**THE PROBLEM**. Across the entries, how many lines have the string "title" in them? Reply with only a number.

**RECORDS PROVIDED**.

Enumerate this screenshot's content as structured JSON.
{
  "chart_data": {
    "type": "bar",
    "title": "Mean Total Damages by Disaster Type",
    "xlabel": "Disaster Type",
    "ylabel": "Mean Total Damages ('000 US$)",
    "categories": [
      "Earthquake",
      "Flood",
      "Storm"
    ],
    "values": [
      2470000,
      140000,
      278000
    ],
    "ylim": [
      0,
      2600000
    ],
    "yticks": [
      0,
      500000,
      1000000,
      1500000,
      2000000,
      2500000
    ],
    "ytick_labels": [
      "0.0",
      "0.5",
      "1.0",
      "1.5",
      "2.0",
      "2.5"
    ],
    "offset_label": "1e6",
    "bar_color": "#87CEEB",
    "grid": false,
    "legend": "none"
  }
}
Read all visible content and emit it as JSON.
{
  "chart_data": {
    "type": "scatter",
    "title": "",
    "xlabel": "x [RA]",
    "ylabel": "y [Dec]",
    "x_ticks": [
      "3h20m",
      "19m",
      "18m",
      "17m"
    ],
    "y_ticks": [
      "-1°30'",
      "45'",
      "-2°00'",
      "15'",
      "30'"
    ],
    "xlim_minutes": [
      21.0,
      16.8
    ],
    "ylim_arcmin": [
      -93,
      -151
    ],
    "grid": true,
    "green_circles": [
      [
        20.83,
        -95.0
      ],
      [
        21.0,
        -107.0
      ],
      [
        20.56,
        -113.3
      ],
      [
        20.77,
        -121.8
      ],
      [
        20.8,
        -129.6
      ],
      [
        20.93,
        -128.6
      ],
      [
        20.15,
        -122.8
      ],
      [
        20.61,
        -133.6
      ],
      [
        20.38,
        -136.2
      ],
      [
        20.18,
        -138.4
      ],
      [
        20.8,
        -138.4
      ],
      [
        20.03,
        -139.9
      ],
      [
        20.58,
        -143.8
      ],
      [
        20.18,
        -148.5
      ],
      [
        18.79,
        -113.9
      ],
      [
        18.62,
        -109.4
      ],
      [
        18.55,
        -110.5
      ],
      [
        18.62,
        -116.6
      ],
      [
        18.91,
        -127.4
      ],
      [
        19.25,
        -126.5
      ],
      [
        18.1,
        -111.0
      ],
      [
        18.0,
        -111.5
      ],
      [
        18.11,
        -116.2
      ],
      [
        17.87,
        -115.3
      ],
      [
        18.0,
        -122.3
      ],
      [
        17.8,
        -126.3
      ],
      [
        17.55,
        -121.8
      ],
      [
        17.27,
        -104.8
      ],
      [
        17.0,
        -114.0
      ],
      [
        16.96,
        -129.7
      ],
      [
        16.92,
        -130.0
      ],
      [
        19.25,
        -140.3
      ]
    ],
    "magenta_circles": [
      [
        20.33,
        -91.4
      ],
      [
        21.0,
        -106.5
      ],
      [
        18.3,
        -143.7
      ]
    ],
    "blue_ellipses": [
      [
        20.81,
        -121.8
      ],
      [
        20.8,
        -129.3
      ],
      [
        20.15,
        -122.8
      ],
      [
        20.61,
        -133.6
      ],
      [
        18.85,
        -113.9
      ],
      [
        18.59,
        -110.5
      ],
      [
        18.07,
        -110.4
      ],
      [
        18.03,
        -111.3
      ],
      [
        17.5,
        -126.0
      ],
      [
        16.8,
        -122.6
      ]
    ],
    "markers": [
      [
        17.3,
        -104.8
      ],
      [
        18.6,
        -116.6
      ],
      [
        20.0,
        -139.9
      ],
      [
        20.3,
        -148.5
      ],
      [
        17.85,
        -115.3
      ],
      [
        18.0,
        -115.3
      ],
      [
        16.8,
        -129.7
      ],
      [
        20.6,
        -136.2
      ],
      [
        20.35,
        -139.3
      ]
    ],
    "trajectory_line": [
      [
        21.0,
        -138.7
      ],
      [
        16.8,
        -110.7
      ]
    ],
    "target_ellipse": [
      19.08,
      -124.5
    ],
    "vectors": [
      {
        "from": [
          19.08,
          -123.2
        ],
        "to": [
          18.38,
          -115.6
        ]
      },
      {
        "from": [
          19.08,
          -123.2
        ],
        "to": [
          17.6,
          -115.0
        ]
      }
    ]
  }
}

**EXERCISE RESULT**. 2